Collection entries
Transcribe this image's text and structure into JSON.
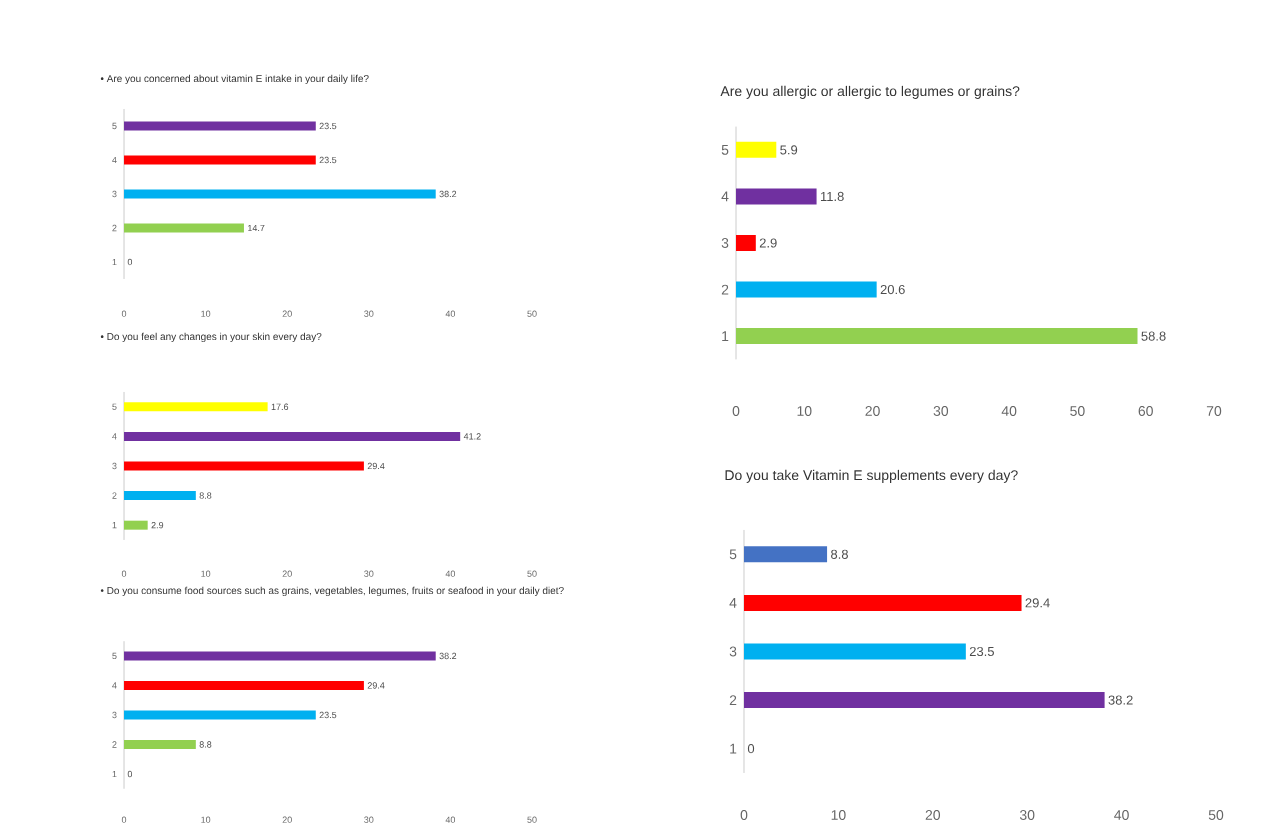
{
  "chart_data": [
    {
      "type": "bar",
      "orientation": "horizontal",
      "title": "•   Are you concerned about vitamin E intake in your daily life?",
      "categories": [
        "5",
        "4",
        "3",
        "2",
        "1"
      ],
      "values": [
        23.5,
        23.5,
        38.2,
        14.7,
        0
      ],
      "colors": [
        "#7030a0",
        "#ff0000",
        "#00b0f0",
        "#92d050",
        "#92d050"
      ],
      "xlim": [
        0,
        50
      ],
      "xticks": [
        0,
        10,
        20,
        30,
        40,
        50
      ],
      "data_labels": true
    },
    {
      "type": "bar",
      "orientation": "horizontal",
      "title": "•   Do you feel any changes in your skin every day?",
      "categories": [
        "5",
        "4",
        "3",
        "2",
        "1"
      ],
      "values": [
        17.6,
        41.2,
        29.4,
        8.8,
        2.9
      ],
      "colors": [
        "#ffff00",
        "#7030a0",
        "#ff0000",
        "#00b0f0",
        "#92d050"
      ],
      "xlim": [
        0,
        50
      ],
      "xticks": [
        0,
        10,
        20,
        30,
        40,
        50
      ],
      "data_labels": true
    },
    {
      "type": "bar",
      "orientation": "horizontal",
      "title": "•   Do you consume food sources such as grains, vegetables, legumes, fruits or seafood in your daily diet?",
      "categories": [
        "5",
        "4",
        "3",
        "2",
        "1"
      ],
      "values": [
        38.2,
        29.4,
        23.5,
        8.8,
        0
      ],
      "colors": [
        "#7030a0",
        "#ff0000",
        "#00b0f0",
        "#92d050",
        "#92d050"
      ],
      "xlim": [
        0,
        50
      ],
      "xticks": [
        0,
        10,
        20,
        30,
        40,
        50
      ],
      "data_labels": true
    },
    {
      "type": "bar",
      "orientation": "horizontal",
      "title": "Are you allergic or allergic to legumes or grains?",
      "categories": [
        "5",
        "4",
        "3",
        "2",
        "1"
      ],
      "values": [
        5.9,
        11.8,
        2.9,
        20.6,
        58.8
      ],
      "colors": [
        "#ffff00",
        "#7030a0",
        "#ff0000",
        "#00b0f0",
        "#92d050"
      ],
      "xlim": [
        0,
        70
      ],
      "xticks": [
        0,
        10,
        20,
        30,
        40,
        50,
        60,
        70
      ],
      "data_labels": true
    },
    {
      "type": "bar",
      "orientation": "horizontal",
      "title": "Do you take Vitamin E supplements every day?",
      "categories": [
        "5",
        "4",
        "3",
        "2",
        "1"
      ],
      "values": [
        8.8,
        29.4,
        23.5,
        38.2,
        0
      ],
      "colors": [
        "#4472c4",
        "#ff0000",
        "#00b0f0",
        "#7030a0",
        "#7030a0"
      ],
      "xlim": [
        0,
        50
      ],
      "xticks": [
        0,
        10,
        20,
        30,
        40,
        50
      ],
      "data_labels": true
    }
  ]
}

• Set task
Write out every line of the entries that holds the word "grains".

• The solution
      "title": "•   Do you consume food sources such as grains, vegetables, legumes, fruits or seafood in your daily diet?",
      "title": "Are you allergic or allergic to legumes or grains?",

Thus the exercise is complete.